** Records for the task **
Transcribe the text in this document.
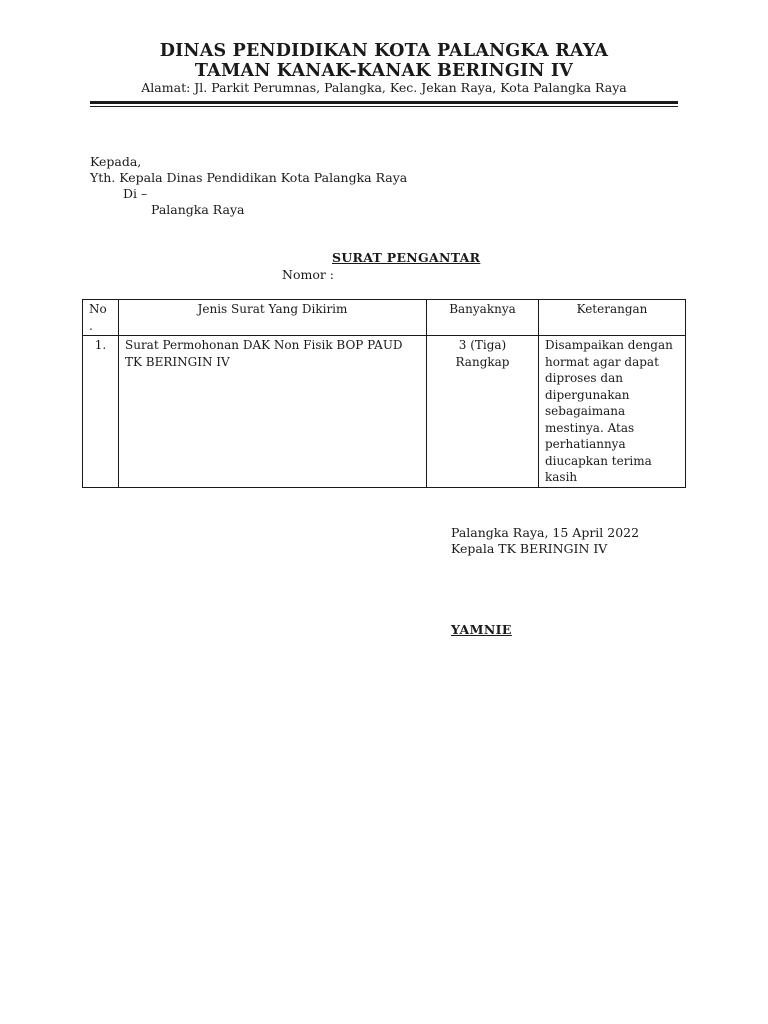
DINAS PENDIDIKAN KOTA PALANGKA RAYA
TAMAN KANAK-KANAK BERINGIN IV
Alamat: Jl. Parkit Perumnas, Palangka, Kec. Jekan Raya, Kota Palangka Raya
Kepada,
Yth. Kepala Dinas Pendidikan Kota Palangka Raya
Di –
Palangka Raya
SURAT PENGANTAR
Nomor :
No .	Jenis Surat Yang Dikirim	Banyaknya	Keterangan
1.	Surat Permohonan DAK Non Fisik BOP PAUD TK BERINGIN IV	3 (Tiga) Rangkap	Disampaikan dengan hormat agar dapat diproses dan dipergunakan sebagaimana mestinya. Atas perhatiannya diucapkan terima kasih
Palangka Raya, 15 April 2022
Kepala TK BERINGIN IV
YAMNIE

** Given exercise **
Sift the material for lines with the string "BERINGIN". Copy each one found.

** Solution below **
TAMAN KANAK-KANAK BERINGIN IV
1.	Surat Permohonan DAK Non Fisik BOP PAUD TK BERINGIN IV	3 (Tiga) Rangkap	Disampaikan dengan hormat agar dapat diproses dan dipergunakan sebagaimana mestinya. Atas perhatiannya diucapkan terima kasih
Kepala TK BERINGIN IV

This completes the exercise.